-- Materials provided start --

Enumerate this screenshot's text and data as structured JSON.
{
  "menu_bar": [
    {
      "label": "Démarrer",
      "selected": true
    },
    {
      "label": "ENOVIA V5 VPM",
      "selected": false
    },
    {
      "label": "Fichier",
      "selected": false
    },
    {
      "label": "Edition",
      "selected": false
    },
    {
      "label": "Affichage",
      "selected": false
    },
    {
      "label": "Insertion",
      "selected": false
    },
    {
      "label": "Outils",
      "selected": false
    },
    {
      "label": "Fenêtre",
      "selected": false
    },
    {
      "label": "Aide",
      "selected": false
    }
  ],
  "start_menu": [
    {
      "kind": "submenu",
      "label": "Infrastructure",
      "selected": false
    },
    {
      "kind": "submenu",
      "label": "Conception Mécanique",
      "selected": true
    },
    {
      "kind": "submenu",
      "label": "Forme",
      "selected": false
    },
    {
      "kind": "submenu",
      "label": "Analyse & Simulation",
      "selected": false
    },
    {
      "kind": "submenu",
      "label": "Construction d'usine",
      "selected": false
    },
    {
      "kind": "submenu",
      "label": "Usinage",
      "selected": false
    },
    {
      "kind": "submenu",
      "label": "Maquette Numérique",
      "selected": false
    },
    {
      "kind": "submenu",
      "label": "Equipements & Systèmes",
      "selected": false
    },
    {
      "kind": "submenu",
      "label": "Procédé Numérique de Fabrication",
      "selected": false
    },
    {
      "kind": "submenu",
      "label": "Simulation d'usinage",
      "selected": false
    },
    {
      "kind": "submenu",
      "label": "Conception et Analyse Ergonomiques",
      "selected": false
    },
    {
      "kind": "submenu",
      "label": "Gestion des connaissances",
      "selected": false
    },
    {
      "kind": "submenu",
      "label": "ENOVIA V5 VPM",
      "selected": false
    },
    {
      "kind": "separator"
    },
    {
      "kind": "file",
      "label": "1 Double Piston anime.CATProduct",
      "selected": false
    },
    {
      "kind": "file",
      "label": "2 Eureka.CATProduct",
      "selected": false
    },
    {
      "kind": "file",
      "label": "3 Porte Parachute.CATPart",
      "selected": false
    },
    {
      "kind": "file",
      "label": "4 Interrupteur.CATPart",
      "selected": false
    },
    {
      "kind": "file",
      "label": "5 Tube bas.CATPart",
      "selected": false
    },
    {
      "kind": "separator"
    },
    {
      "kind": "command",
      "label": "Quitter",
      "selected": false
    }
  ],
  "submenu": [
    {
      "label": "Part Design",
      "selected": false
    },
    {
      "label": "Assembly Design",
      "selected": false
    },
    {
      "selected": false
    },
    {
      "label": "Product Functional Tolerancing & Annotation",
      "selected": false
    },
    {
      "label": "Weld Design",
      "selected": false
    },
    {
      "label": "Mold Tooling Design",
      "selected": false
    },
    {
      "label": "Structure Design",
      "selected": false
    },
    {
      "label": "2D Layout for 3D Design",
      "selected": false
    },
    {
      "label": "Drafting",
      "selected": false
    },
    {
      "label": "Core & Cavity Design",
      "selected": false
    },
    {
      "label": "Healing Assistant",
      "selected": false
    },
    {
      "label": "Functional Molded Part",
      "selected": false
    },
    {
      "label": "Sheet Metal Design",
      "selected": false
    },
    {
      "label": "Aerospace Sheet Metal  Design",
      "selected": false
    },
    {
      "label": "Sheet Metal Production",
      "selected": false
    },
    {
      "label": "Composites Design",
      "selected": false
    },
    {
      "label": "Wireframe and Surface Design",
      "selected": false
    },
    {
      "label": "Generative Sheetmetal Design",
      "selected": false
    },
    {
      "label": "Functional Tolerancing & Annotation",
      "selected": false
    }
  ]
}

-- Materials provided end --

**Exercise instructions:** Determine how many lines of this listing contain "Conception", and give only the number.

**Answer to this problem:** 2